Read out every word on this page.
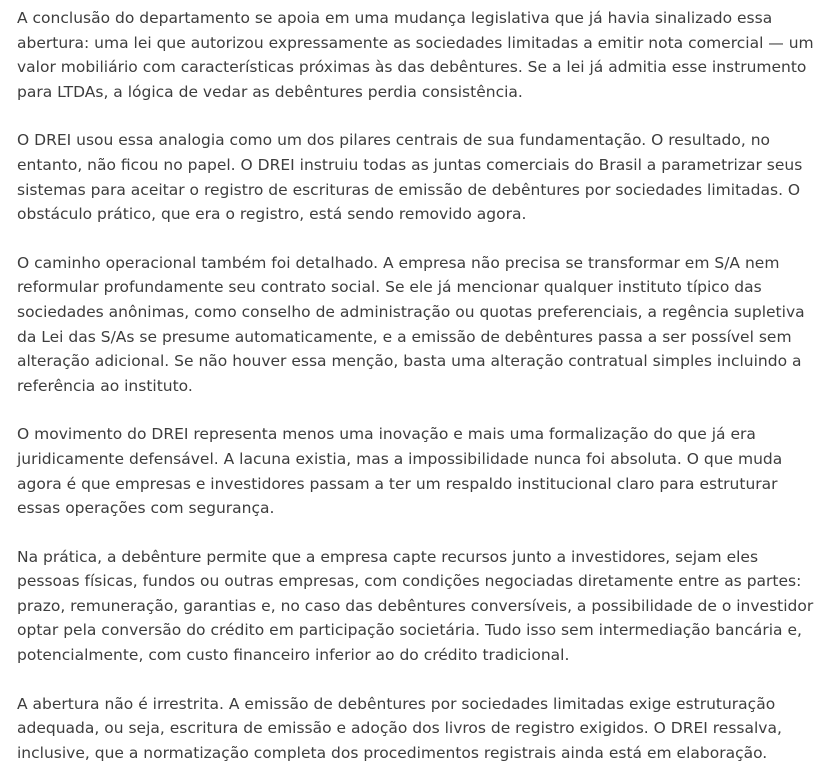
A conclusão do departamento se apoia em uma mudança legislativa que já havia sinalizado essa abertura: uma lei que autorizou expressamente as sociedades limitadas a emitir nota comercial — um valor mobiliário com características próximas às das debêntures. Se a lei já admitia esse instrumento para LTDAs, a lógica de vedar as debêntures perdia consistência.

O DREI usou essa analogia como um dos pilares centrais de sua fundamentação. O resultado, no entanto, não ficou no papel. O DREI instruiu todas as juntas comerciais do Brasil a parametrizar seus sistemas para aceitar o registro de escrituras de emissão de debêntures por sociedades limitadas. O obstáculo prático, que era o registro, está sendo removido agora.

O caminho operacional também foi detalhado. A empresa não precisa se transformar em S/A nem reformular profundamente seu contrato social. Se ele já mencionar qualquer instituto típico das sociedades anônimas, como conselho de administração ou quotas preferenciais, a regência supletiva da Lei das S/As se presume automaticamente, e a emissão de debêntures passa a ser possível sem alteração adicional. Se não houver essa menção, basta uma alteração contratual simples incluindo a referência ao instituto.

O movimento do DREI representa menos uma inovação e mais uma formalização do que já era juridicamente defensável. A lacuna existia, mas a impossibilidade nunca foi absoluta. O que muda agora é que empresas e investidores passam a ter um respaldo institucional claro para estruturar essas operações com segurança.

Na prática, a debênture permite que a empresa capte recursos junto a investidores, sejam eles pessoas físicas, fundos ou outras empresas, com condições negociadas diretamente entre as partes: prazo, remuneração, garantias e, no caso das debêntures conversíveis, a possibilidade de o investidor optar pela conversão do crédito em participação societária. Tudo isso sem intermediação bancária e, potencialmente, com custo financeiro inferior ao do crédito tradicional.

A abertura não é irrestrita. A emissão de debêntures por sociedades limitadas exige estruturação adequada, ou seja, escritura de emissão e adoção dos livros de registro exigidos. O DREI ressalva, inclusive, que a normatização completa dos procedimentos registrais ainda está em elaboração.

=====

*Task instructions*
State the count of lines with the word "sociedades" in them, and write nothing else.

*Reply to the exercise*
4